— Start Input material —

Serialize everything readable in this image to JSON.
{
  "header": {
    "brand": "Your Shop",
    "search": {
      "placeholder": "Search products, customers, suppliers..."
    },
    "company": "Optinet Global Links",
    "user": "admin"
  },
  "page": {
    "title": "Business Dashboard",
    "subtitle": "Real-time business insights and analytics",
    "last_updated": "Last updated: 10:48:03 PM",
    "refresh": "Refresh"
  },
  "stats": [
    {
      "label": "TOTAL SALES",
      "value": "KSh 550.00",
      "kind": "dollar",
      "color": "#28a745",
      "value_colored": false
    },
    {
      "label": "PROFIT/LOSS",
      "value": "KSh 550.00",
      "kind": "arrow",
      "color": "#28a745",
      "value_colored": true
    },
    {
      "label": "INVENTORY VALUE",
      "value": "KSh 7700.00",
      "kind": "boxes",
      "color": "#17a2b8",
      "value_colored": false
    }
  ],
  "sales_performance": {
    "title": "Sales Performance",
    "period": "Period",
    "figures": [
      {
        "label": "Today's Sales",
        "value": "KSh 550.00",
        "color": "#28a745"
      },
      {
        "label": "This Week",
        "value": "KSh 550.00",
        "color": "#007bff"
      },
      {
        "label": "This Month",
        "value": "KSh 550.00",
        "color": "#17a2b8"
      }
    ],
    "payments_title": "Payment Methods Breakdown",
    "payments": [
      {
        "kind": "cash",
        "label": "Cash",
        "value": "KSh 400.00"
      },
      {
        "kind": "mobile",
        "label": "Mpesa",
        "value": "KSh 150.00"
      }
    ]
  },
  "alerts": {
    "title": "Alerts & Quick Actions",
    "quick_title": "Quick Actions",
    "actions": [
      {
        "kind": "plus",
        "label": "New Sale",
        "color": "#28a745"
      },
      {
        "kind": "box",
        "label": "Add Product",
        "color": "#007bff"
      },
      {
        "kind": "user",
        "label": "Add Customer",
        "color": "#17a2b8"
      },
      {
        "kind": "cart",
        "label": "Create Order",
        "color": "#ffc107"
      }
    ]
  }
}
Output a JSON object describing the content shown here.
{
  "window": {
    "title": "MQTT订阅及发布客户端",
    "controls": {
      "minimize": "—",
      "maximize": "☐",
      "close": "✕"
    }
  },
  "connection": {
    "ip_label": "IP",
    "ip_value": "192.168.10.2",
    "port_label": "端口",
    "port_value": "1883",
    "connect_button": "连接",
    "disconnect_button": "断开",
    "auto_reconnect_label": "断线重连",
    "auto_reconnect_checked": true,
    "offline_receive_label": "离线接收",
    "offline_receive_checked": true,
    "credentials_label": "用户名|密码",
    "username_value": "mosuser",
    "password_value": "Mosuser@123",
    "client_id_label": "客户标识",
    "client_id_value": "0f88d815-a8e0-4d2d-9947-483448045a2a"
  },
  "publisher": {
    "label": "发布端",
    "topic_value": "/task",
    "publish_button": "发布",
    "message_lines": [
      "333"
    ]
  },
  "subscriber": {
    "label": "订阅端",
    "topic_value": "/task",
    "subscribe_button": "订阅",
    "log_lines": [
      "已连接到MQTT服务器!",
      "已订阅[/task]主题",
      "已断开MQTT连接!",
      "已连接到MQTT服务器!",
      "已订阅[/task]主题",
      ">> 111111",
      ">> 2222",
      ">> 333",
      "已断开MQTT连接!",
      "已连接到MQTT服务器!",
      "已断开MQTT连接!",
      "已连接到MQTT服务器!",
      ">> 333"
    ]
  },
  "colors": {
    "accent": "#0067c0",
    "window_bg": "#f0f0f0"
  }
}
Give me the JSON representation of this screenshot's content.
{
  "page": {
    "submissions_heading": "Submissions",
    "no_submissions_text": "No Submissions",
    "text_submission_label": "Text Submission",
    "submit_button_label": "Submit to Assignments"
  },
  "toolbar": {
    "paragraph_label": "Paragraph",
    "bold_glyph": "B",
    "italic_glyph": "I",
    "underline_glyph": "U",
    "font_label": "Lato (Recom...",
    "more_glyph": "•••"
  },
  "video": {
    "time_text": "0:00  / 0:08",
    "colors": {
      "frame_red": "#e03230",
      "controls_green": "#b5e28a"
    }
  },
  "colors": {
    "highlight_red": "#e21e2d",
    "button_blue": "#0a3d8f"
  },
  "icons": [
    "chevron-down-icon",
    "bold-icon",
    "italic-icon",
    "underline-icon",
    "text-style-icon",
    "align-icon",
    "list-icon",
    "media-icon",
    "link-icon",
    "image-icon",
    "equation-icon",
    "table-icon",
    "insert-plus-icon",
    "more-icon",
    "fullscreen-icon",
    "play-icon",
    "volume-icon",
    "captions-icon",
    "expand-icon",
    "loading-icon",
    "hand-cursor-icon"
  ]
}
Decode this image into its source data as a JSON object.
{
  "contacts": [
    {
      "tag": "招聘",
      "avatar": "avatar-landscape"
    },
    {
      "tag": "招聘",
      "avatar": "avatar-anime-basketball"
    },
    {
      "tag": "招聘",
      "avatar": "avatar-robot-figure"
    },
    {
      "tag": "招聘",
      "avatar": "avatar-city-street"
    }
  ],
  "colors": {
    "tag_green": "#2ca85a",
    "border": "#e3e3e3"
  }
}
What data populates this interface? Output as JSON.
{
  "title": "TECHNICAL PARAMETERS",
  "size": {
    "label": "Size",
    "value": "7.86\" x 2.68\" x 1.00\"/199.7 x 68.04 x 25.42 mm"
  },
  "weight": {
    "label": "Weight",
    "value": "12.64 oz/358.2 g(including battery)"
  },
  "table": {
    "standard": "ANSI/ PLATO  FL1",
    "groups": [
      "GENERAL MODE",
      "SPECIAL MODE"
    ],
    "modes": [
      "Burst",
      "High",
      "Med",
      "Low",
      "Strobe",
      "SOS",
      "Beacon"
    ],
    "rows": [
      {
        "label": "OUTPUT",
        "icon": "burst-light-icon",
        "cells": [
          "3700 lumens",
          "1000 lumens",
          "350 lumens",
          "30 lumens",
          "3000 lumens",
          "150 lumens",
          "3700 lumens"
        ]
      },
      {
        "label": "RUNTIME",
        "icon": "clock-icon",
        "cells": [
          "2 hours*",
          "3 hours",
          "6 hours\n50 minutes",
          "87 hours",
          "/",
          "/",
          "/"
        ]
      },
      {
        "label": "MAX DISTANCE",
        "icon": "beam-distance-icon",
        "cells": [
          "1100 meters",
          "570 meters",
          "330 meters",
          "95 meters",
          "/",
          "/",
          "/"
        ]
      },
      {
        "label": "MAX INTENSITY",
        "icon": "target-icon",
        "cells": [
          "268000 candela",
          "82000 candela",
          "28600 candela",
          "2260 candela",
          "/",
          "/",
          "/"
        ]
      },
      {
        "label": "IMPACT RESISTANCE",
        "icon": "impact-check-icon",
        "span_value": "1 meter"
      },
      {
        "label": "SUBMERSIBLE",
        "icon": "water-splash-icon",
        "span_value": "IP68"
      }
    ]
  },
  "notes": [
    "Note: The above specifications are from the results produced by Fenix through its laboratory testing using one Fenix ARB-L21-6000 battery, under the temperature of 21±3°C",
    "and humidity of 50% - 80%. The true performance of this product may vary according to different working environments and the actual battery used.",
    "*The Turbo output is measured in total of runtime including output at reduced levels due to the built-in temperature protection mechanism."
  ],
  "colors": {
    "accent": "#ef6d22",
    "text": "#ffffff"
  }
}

— End Input material —

### Written instruction
Every entry needs to be retyped exactly.

### Exercise response
Serialize everything readable in this image to JSON.
{
  "header": {
    "brand": "Your Shop",
    "search": {
      "placeholder": "Search products, customers, suppliers..."
    },
    "company": "Optinet Global Links",
    "user": "admin"
  },
  "page": {
    "title": "Business Dashboard",
    "subtitle": "Real-time business insights and analytics",
    "last_updated": "Last updated: 10:48:03 PM",
    "refresh": "Refresh"
  },
  "stats": [
    {
      "label": "TOTAL SALES",
      "value": "KSh 550.00",
      "kind": "dollar",
      "color": "#28a745",
      "value_colored": false
    },
    {
      "label": "PROFIT/LOSS",
      "value": "KSh 550.00",
      "kind": "arrow",
      "color": "#28a745",
      "value_colored": true
    },
    {
      "label": "INVENTORY VALUE",
      "value": "KSh 7700.00",
      "kind": "boxes",
      "color": "#17a2b8",
      "value_colored": false
    }
  ],
  "sales_performance": {
    "title": "Sales Performance",
    "period": "Period",
    "figures": [
      {
        "label": "Today's Sales",
        "value": "KSh 550.00",
        "color": "#28a745"
      },
      {
        "label": "This Week",
        "value": "KSh 550.00",
        "color": "#007bff"
      },
      {
        "label": "This Month",
        "value": "KSh 550.00",
        "color": "#17a2b8"
      }
    ],
    "payments_title": "Payment Methods Breakdown",
    "payments": [
      {
        "kind": "cash",
        "label": "Cash",
        "value": "KSh 400.00"
      },
      {
        "kind": "mobile",
        "label": "Mpesa",
        "value": "KSh 150.00"
      }
    ]
  },
  "alerts": {
    "title": "Alerts & Quick Actions",
    "quick_title": "Quick Actions",
    "actions": [
      {
        "kind": "plus",
        "label": "New Sale",
        "color": "#28a745"
      },
      {
        "kind": "box",
        "label": "Add Product",
        "color": "#007bff"
      },
      {
        "kind": "user",
        "label": "Add Customer",
        "color": "#17a2b8"
      },
      {
        "kind": "cart",
        "label": "Create Order",
        "color": "#ffc107"
      }
    ]
  }
}
Output a JSON object describing the content shown here.
{
  "window": {
    "title": "MQTT订阅及发布客户端",
    "controls": {
      "minimize": "—",
      "maximize": "☐",
      "close": "✕"
    }
  },
  "connection": {
    "ip_label": "IP",
    "ip_value": "192.168.10.2",
    "port_label": "端口",
    "port_value": "1883",
    "connect_button": "连接",
    "disconnect_button": "断开",
    "auto_reconnect_label": "断线重连",
    "auto_reconnect_checked": true,
    "offline_receive_label": "离线接收",
    "offline_receive_checked": true,
    "credentials_label": "用户名|密码",
    "username_value": "mosuser",
    "password_value": "Mosuser@123",
    "client_id_label": "客户标识",
    "client_id_value": "0f88d815-a8e0-4d2d-9947-483448045a2a"
  },
  "publisher": {
    "label": "发布端",
    "topic_value": "/task",
    "publish_button": "发布",
    "message_lines": [
      "333"
    ]
  },
  "subscriber": {
    "label": "订阅端",
    "topic_value": "/task",
    "subscribe_button": "订阅",
    "log_lines": [
      "已连接到MQTT服务器!",
      "已订阅[/task]主题",
      "已断开MQTT连接!",
      "已连接到MQTT服务器!",
      "已订阅[/task]主题",
      ">> 111111",
      ">> 2222",
      ">> 333",
      "已断开MQTT连接!",
      "已连接到MQTT服务器!",
      "已断开MQTT连接!",
      "已连接到MQTT服务器!",
      ">> 333"
    ]
  },
  "colors": {
    "accent": "#0067c0",
    "window_bg": "#f0f0f0"
  }
}
Give me the JSON representation of this screenshot's content.
{
  "page": {
    "submissions_heading": "Submissions",
    "no_submissions_text": "No Submissions",
    "text_submission_label": "Text Submission",
    "submit_button_label": "Submit to Assignments"
  },
  "toolbar": {
    "paragraph_label": "Paragraph",
    "bold_glyph": "B",
    "italic_glyph": "I",
    "underline_glyph": "U",
    "font_label": "Lato (Recom...",
    "more_glyph": "•••"
  },
  "video": {
    "time_text": "0:00  / 0:08",
    "colors": {
      "frame_red": "#e03230",
      "controls_green": "#b5e28a"
    }
  },
  "colors": {
    "highlight_red": "#e21e2d",
    "button_blue": "#0a3d8f"
  },
  "icons": [
    "chevron-down-icon",
    "bold-icon",
    "italic-icon",
    "underline-icon",
    "text-style-icon",
    "align-icon",
    "list-icon",
    "media-icon",
    "link-icon",
    "image-icon",
    "equation-icon",
    "table-icon",
    "insert-plus-icon",
    "more-icon",
    "fullscreen-icon",
    "play-icon",
    "volume-icon",
    "captions-icon",
    "expand-icon",
    "loading-icon",
    "hand-cursor-icon"
  ]
}
Decode this image into its source data as a JSON object.
{
  "contacts": [
    {
      "tag": "招聘",
      "avatar": "avatar-landscape"
    },
    {
      "tag": "招聘",
      "avatar": "avatar-anime-basketball"
    },
    {
      "tag": "招聘",
      "avatar": "avatar-robot-figure"
    },
    {
      "tag": "招聘",
      "avatar": "avatar-city-street"
    }
  ],
  "colors": {
    "tag_green": "#2ca85a",
    "border": "#e3e3e3"
  }
}
What data populates this interface? Output as JSON.
{
  "title": "TECHNICAL PARAMETERS",
  "size": {
    "label": "Size",
    "value": "7.86\" x 2.68\" x 1.00\"/199.7 x 68.04 x 25.42 mm"
  },
  "weight": {
    "label": "Weight",
    "value": "12.64 oz/358.2 g(including battery)"
  },
  "table": {
    "standard": "ANSI/ PLATO  FL1",
    "groups": [
      "GENERAL MODE",
      "SPECIAL MODE"
    ],
    "modes": [
      "Burst",
      "High",
      "Med",
      "Low",
      "Strobe",
      "SOS",
      "Beacon"
    ],
    "rows": [
      {
        "label": "OUTPUT",
        "icon": "burst-light-icon",
        "cells": [
          "3700 lumens",
          "1000 lumens",
          "350 lumens",
          "30 lumens",
          "3000 lumens",
          "150 lumens",
          "3700 lumens"
        ]
      },
      {
        "label": "RUNTIME",
        "icon": "clock-icon",
        "cells": [
          "2 hours*",
          "3 hours",
          "6 hours\n50 minutes",
          "87 hours",
          "/",
          "/",
          "/"
        ]
      },
      {
        "label": "MAX DISTANCE",
        "icon": "beam-distance-icon",
        "cells": [
          "1100 meters",
          "570 meters",
          "330 meters",
          "95 meters",
          "/",
          "/",
          "/"
        ]
      },
      {
        "label": "MAX INTENSITY",
        "icon": "target-icon",
        "cells": [
          "268000 candela",
          "82000 candela",
          "28600 candela",
          "2260 candela",
          "/",
          "/",
          "/"
        ]
      },
      {
        "label": "IMPACT RESISTANCE",
        "icon": "impact-check-icon",
        "span_value": "1 meter"
      },
      {
        "label": "SUBMERSIBLE",
        "icon": "water-splash-icon",
        "span_value": "IP68"
      }
    ]
  },
  "notes": [
    "Note: The above specifications are from the results produced by Fenix through its laboratory testing using one Fenix ARB-L21-6000 battery, under the temperature of 21±3°C",
    "and humidity of 50% - 80%. The true performance of this product may vary according to different working environments and the actual battery used.",
    "*The Turbo output is measured in total of runtime including output at reduced levels due to the built-in temperature protection mechanism."
  ],
  "colors": {
    "accent": "#ef6d22",
    "text": "#ffffff"
  }
}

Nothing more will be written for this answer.